— begin —

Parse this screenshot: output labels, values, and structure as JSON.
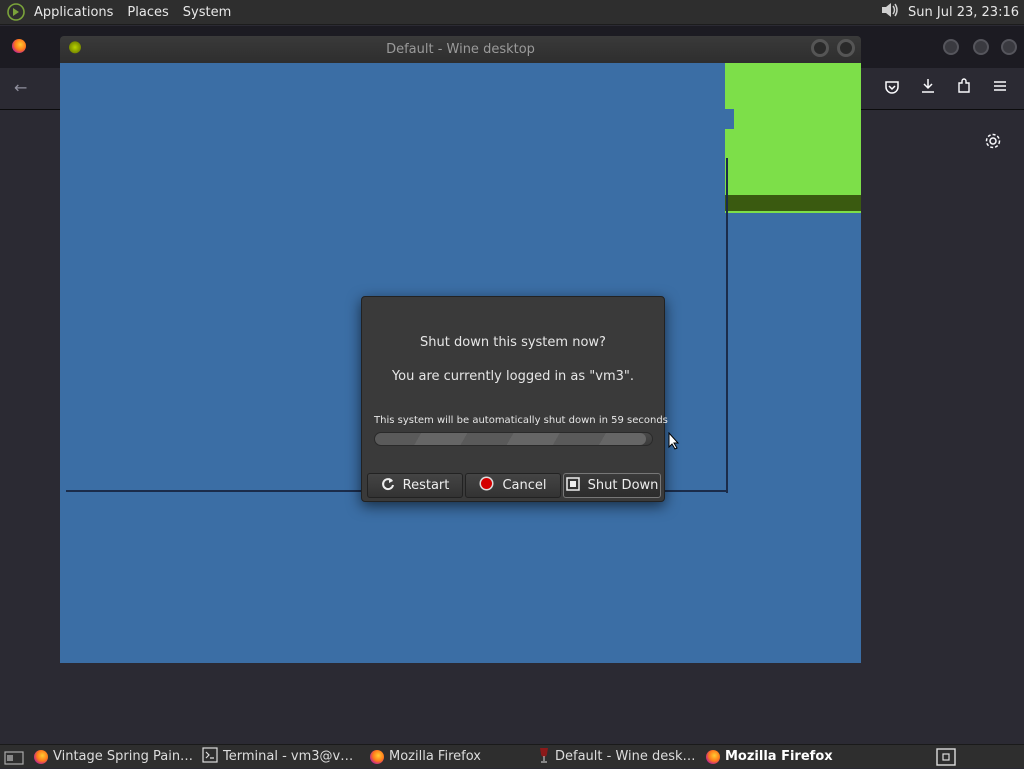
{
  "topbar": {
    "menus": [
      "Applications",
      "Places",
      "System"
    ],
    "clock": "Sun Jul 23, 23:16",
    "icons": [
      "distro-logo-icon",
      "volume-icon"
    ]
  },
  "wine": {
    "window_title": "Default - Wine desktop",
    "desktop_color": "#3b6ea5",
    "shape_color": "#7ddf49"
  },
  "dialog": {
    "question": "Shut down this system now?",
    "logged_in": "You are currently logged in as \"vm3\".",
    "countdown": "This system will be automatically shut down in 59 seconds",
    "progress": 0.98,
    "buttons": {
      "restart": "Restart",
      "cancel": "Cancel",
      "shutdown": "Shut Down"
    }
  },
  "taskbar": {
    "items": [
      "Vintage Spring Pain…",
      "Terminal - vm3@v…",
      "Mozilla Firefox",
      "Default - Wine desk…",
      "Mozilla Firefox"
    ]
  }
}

— end —
— begin —

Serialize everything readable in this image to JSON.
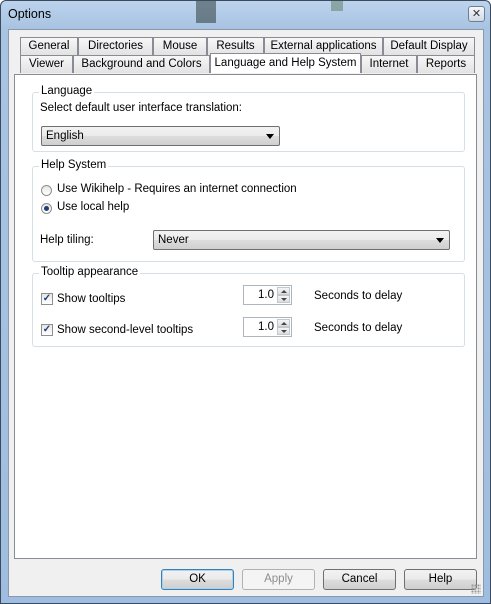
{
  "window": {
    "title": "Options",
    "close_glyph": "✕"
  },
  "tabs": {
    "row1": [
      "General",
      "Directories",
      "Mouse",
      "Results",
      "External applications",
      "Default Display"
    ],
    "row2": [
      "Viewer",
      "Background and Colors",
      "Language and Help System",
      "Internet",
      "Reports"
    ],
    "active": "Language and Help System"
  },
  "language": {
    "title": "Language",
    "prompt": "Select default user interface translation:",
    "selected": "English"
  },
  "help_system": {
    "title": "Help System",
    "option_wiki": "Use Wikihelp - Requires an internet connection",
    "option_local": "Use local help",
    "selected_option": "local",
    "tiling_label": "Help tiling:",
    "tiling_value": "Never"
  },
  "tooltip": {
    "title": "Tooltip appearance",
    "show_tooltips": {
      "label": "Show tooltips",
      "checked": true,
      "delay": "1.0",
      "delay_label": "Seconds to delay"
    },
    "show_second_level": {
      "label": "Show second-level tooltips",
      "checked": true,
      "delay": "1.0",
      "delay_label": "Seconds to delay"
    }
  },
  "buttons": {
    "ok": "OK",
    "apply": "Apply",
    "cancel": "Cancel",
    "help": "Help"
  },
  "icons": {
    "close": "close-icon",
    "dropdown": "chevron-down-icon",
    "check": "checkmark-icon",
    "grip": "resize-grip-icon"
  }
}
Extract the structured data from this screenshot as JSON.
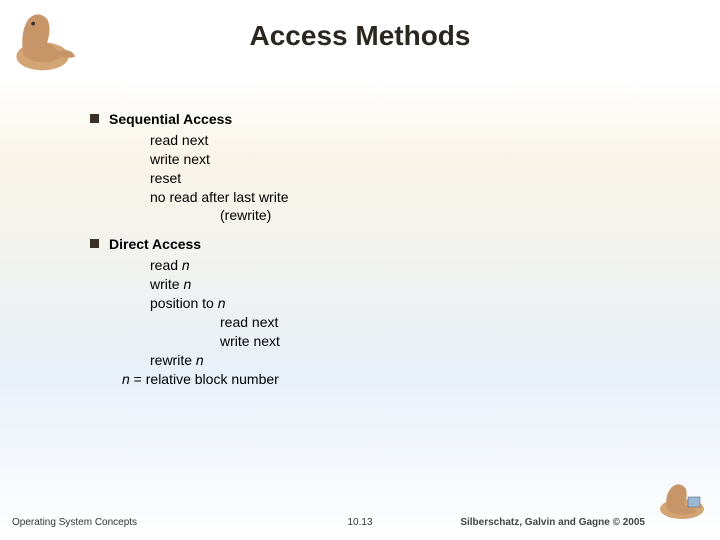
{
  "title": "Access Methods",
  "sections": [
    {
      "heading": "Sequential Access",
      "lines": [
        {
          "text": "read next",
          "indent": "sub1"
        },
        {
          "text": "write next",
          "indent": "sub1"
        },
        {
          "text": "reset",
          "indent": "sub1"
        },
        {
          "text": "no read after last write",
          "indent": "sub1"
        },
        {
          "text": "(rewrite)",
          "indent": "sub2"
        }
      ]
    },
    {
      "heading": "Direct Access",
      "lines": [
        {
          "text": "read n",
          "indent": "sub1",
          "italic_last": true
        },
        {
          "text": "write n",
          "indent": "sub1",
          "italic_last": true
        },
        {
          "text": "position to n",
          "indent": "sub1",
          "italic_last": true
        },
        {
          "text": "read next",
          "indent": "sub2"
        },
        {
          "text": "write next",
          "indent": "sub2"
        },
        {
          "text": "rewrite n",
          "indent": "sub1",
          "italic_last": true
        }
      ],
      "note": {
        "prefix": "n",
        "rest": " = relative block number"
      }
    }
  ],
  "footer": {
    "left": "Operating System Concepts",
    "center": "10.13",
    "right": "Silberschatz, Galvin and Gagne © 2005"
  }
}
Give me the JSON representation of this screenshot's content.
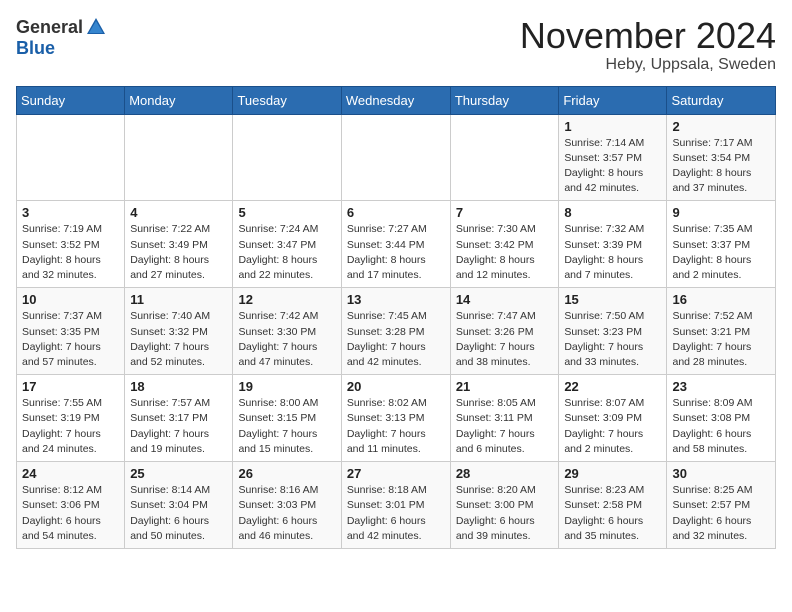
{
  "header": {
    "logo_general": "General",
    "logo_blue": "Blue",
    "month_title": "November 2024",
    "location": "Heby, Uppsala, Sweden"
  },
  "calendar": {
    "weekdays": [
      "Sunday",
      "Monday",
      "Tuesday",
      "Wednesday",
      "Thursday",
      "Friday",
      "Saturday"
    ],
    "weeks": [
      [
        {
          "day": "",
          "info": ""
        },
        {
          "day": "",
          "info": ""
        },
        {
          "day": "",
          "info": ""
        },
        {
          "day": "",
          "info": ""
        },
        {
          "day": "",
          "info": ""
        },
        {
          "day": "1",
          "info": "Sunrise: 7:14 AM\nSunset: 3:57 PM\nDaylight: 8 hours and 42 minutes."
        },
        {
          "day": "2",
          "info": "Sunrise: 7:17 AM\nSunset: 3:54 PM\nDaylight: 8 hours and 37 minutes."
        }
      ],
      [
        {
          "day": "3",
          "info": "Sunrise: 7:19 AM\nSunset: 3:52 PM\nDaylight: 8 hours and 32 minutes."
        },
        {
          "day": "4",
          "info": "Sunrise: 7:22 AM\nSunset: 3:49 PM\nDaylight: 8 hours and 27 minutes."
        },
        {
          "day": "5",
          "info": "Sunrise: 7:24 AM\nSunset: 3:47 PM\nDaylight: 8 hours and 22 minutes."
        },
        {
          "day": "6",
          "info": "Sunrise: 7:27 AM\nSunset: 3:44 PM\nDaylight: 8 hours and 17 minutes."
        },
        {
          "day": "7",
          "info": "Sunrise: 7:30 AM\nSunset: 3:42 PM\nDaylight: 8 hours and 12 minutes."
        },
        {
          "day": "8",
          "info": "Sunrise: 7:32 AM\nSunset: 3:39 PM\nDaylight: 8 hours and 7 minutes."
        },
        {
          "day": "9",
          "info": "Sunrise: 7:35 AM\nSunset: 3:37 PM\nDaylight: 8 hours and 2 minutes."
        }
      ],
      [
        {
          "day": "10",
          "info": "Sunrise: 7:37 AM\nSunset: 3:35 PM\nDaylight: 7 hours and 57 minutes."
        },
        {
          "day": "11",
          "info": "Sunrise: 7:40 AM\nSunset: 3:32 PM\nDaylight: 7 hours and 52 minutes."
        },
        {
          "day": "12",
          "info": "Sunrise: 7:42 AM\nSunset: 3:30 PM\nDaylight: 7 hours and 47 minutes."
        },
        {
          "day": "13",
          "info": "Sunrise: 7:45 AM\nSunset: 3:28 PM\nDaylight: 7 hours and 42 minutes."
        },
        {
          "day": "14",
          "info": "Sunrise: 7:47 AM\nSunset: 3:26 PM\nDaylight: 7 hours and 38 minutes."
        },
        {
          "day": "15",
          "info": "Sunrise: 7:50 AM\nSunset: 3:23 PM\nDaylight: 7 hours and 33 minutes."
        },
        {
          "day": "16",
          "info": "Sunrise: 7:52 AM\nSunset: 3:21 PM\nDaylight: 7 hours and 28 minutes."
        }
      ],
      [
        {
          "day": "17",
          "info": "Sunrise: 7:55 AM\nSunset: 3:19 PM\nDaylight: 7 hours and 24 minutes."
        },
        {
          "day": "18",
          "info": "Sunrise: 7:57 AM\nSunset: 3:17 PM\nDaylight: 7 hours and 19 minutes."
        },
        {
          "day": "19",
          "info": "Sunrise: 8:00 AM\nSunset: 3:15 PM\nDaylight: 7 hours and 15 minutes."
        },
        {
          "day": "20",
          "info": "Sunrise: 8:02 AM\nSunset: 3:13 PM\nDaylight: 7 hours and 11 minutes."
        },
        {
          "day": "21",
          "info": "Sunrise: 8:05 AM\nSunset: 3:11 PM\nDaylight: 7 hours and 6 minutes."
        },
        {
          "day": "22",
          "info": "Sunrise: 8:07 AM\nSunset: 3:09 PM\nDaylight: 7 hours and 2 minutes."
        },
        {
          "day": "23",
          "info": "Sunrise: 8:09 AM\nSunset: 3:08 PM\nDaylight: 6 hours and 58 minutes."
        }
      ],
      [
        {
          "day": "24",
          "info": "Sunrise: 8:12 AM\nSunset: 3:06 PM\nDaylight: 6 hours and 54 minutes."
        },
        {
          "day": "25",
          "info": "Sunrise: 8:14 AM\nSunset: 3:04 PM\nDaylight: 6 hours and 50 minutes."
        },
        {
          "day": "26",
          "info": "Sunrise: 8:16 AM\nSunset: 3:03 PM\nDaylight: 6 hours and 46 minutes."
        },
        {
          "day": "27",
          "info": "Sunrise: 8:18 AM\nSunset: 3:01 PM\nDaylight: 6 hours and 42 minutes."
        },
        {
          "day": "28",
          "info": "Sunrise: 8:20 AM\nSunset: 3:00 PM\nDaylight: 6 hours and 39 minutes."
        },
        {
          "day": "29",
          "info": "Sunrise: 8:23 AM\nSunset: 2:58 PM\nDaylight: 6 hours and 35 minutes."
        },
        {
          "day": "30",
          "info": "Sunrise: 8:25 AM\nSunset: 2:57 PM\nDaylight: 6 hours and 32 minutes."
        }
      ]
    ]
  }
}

— end —

> What needs to be done: Copy all lines above containing the string "local".

> Reply to the task:
    "option_local": "Use local help",
    "selected_option": "local",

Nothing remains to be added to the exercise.